** Exercise aim **
Transcribe every one of the following records line for line, reproducing each character without alteration.

** Input **
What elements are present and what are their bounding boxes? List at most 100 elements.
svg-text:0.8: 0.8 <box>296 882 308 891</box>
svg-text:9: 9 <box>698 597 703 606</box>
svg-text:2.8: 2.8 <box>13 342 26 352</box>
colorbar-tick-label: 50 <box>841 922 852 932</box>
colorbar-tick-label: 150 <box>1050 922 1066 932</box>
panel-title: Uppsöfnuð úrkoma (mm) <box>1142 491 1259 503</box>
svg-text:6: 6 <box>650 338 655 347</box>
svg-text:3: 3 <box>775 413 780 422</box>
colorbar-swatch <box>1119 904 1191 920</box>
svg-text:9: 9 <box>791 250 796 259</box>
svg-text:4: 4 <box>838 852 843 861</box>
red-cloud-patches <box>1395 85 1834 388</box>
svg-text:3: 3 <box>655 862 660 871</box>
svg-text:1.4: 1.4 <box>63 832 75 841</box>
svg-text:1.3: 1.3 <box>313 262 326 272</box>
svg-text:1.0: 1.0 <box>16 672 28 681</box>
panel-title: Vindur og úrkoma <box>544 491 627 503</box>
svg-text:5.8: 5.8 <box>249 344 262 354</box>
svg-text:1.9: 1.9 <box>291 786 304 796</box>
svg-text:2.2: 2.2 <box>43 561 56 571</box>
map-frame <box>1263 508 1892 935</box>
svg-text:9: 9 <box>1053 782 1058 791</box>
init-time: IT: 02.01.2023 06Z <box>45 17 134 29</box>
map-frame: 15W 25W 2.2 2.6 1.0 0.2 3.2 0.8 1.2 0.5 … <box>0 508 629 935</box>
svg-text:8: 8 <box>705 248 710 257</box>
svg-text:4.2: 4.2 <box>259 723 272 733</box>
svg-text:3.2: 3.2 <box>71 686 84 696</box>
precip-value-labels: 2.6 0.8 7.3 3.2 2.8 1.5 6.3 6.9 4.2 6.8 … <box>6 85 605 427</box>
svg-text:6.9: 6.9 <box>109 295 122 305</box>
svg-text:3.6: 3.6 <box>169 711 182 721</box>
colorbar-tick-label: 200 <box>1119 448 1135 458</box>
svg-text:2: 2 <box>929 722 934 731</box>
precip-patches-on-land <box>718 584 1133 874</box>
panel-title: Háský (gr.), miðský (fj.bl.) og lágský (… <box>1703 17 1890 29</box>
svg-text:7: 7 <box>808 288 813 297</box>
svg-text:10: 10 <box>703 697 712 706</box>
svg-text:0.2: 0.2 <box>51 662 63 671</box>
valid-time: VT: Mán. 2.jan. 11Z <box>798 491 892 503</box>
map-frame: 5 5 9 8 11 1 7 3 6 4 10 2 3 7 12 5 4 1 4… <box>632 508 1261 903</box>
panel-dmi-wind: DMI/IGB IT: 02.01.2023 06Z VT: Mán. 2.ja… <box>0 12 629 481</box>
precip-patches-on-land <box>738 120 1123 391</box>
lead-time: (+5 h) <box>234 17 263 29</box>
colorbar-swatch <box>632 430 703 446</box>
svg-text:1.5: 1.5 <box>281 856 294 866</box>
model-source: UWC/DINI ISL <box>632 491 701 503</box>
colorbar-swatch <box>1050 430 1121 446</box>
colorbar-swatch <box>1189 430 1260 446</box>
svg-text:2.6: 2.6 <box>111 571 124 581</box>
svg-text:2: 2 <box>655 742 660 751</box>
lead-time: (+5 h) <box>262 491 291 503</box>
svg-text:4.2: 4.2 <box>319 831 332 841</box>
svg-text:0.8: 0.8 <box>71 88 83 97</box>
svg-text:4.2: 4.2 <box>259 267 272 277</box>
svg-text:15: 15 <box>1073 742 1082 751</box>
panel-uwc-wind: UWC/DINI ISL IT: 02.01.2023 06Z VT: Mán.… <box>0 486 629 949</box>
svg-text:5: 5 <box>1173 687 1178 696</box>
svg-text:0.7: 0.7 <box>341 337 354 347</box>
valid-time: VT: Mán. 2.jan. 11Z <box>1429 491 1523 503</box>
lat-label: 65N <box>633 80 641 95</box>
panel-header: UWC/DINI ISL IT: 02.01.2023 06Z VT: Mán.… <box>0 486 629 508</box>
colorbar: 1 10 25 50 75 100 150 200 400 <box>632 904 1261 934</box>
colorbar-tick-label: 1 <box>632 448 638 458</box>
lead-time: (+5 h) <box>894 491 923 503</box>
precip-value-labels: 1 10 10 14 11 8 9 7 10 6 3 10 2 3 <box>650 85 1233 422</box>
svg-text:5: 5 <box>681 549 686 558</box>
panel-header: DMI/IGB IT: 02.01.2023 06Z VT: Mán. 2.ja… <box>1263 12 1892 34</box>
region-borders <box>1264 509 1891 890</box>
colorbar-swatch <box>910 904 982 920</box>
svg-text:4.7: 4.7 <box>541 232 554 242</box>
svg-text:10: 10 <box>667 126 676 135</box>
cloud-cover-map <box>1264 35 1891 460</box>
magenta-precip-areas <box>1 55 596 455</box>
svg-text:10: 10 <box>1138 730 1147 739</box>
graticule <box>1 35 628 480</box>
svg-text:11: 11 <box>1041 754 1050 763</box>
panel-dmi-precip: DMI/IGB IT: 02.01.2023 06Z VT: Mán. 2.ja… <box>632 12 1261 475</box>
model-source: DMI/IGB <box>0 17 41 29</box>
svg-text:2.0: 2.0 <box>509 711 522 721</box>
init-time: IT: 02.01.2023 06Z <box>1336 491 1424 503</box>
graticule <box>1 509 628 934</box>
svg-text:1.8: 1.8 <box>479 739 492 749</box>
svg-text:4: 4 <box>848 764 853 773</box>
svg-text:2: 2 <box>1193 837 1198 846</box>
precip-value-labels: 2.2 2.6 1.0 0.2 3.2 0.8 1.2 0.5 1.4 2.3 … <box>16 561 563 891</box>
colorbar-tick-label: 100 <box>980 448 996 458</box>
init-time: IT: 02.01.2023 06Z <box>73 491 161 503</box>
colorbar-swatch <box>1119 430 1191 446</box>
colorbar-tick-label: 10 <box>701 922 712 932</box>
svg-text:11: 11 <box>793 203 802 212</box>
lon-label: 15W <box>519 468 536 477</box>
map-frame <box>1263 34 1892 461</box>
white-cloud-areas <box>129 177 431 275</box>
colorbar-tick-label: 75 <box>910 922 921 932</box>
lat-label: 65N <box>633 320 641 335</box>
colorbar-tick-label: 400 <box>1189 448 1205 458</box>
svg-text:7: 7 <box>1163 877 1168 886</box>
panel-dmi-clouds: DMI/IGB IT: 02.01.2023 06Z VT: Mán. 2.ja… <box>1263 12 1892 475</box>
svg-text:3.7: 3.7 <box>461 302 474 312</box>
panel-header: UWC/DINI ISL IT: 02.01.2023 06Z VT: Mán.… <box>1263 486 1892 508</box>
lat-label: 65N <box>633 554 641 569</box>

** Final answer **
What elements are present and what are their bounding boxes? List at most 100 elements.
svg-text:0.8: 0.8 <box>296 882 308 891</box>
svg-text:9: 9 <box>698 597 703 606</box>
svg-text:2.8: 2.8 <box>13 342 26 352</box>
colorbar-tick-label: 50 <box>841 922 852 932</box>
colorbar-tick-label: 150 <box>1050 922 1066 932</box>
panel-title: Uppsöfnuð úrkoma (mm) <box>1142 491 1259 503</box>
svg-text:6: 6 <box>650 338 655 347</box>
svg-text:3: 3 <box>775 413 780 422</box>
colorbar-swatch <box>1119 904 1191 920</box>
svg-text:9: 9 <box>791 250 796 259</box>
svg-text:4: 4 <box>838 852 843 861</box>
red-cloud-patches <box>1395 85 1834 388</box>
svg-text:3: 3 <box>655 862 660 871</box>
svg-text:1.4: 1.4 <box>63 832 75 841</box>
svg-text:1.3: 1.3 <box>313 262 326 272</box>
svg-text:1.0: 1.0 <box>16 672 28 681</box>
panel-title: Vindur og úrkoma <box>544 491 627 503</box>
svg-text:5.8: 5.8 <box>249 344 262 354</box>
svg-text:1.9: 1.9 <box>291 786 304 796</box>
svg-text:2.2: 2.2 <box>43 561 56 571</box>
map-frame <box>1263 508 1892 935</box>
svg-text:9: 9 <box>1053 782 1058 791</box>
init-time: IT: 02.01.2023 06Z <box>45 17 134 29</box>
map-frame: 15W 25W 2.2 2.6 1.0 0.2 3.2 0.8 1.2 0.5 … <box>0 508 629 935</box>
svg-text:8: 8 <box>705 248 710 257</box>
svg-text:4.2: 4.2 <box>259 723 272 733</box>
svg-text:3.2: 3.2 <box>71 686 84 696</box>
precip-value-labels: 2.6 0.8 7.3 3.2 2.8 1.5 6.3 6.9 4.2 6.8 … <box>6 85 605 427</box>
svg-text:6.9: 6.9 <box>109 295 122 305</box>
svg-text:3.6: 3.6 <box>169 711 182 721</box>
colorbar-tick-label: 200 <box>1119 448 1135 458</box>
svg-text:2: 2 <box>929 722 934 731</box>
precip-patches-on-land <box>718 584 1133 874</box>
panel-title: Háský (gr.), miðský (fj.bl.) og lágský (… <box>1703 17 1890 29</box>
svg-text:7: 7 <box>808 288 813 297</box>
svg-text:10: 10 <box>703 697 712 706</box>
svg-text:0.2: 0.2 <box>51 662 63 671</box>
valid-time: VT: Mán. 2.jan. 11Z <box>798 491 892 503</box>
map-frame: 5 5 9 8 11 1 7 3 6 4 10 2 3 7 12 5 4 1 4… <box>632 508 1261 903</box>
panel-dmi-wind: DMI/IGB IT: 02.01.2023 06Z VT: Mán. 2.ja… <box>0 12 629 481</box>
precip-patches-on-land <box>738 120 1123 391</box>
lead-time: (+5 h) <box>234 17 263 29</box>
colorbar-swatch <box>632 430 703 446</box>
svg-text:1.5: 1.5 <box>281 856 294 866</box>
model-source: UWC/DINI ISL <box>632 491 701 503</box>
colorbar-swatch <box>1050 430 1121 446</box>
colorbar-swatch <box>1189 430 1260 446</box>
svg-text:2.6: 2.6 <box>111 571 124 581</box>
svg-text:2: 2 <box>655 742 660 751</box>
lead-time: (+5 h) <box>262 491 291 503</box>
svg-text:4.2: 4.2 <box>319 831 332 841</box>
svg-text:0.8: 0.8 <box>71 88 83 97</box>
svg-text:4.2: 4.2 <box>259 267 272 277</box>
svg-text:15: 15 <box>1073 742 1082 751</box>
panel-uwc-wind: UWC/DINI ISL IT: 02.01.2023 06Z VT: Mán.… <box>0 486 629 949</box>
svg-text:5: 5 <box>1173 687 1178 696</box>
svg-text:0.7: 0.7 <box>341 337 354 347</box>
valid-time: VT: Mán. 2.jan. 11Z <box>1429 491 1523 503</box>
lat-label: 65N <box>633 80 641 95</box>
panel-header: UWC/DINI ISL IT: 02.01.2023 06Z VT: Mán.… <box>0 486 629 508</box>
colorbar: 1 10 25 50 75 100 150 200 400 <box>632 904 1261 934</box>
colorbar-tick-label: 1 <box>632 448 638 458</box>
lead-time: (+5 h) <box>894 491 923 503</box>
precip-value-labels: 1 10 10 14 11 8 9 7 10 6 3 10 2 3 <box>650 85 1233 422</box>
svg-text:5: 5 <box>681 549 686 558</box>
panel-header: DMI/IGB IT: 02.01.2023 06Z VT: Mán. 2.ja… <box>1263 12 1892 34</box>
region-borders <box>1264 509 1891 890</box>
colorbar-swatch <box>910 904 982 920</box>
svg-text:4.7: 4.7 <box>541 232 554 242</box>
svg-text:10: 10 <box>667 126 676 135</box>
cloud-cover-map <box>1264 35 1891 460</box>
magenta-precip-areas <box>1 55 596 455</box>
svg-text:10: 10 <box>1138 730 1147 739</box>
graticule <box>1 35 628 480</box>
svg-text:11: 11 <box>1041 754 1050 763</box>
panel-dmi-precip: DMI/IGB IT: 02.01.2023 06Z VT: Mán. 2.ja… <box>632 12 1261 475</box>
model-source: DMI/IGB <box>0 17 41 29</box>
svg-text:2.0: 2.0 <box>509 711 522 721</box>
init-time: IT: 02.01.2023 06Z <box>1336 491 1424 503</box>
graticule <box>1 509 628 934</box>
svg-text:1.8: 1.8 <box>479 739 492 749</box>
svg-text:4: 4 <box>848 764 853 773</box>
svg-text:2: 2 <box>1193 837 1198 846</box>
precip-value-labels: 2.2 2.6 1.0 0.2 3.2 0.8 1.2 0.5 1.4 2.3 … <box>16 561 563 891</box>
colorbar-tick-label: 100 <box>980 448 996 458</box>
init-time: IT: 02.01.2023 06Z <box>73 491 161 503</box>
colorbar-swatch <box>1119 430 1191 446</box>
colorbar-tick-label: 10 <box>701 922 712 932</box>
svg-text:11: 11 <box>793 203 802 212</box>
lon-label: 15W <box>519 468 536 477</box>
map-frame <box>1263 34 1892 461</box>
white-cloud-areas <box>129 177 431 275</box>
colorbar-tick-label: 75 <box>910 922 921 932</box>
lat-label: 65N <box>633 320 641 335</box>
colorbar-tick-label: 400 <box>1189 448 1205 458</box>
svg-text:7: 7 <box>1163 877 1168 886</box>
panel-dmi-clouds: DMI/IGB IT: 02.01.2023 06Z VT: Mán. 2.ja… <box>1263 12 1892 475</box>
svg-text:3.7: 3.7 <box>461 302 474 312</box>
panel-header: UWC/DINI ISL IT: 02.01.2023 06Z VT: Mán.… <box>1263 486 1892 508</box>
lat-label: 65N <box>633 554 641 569</box>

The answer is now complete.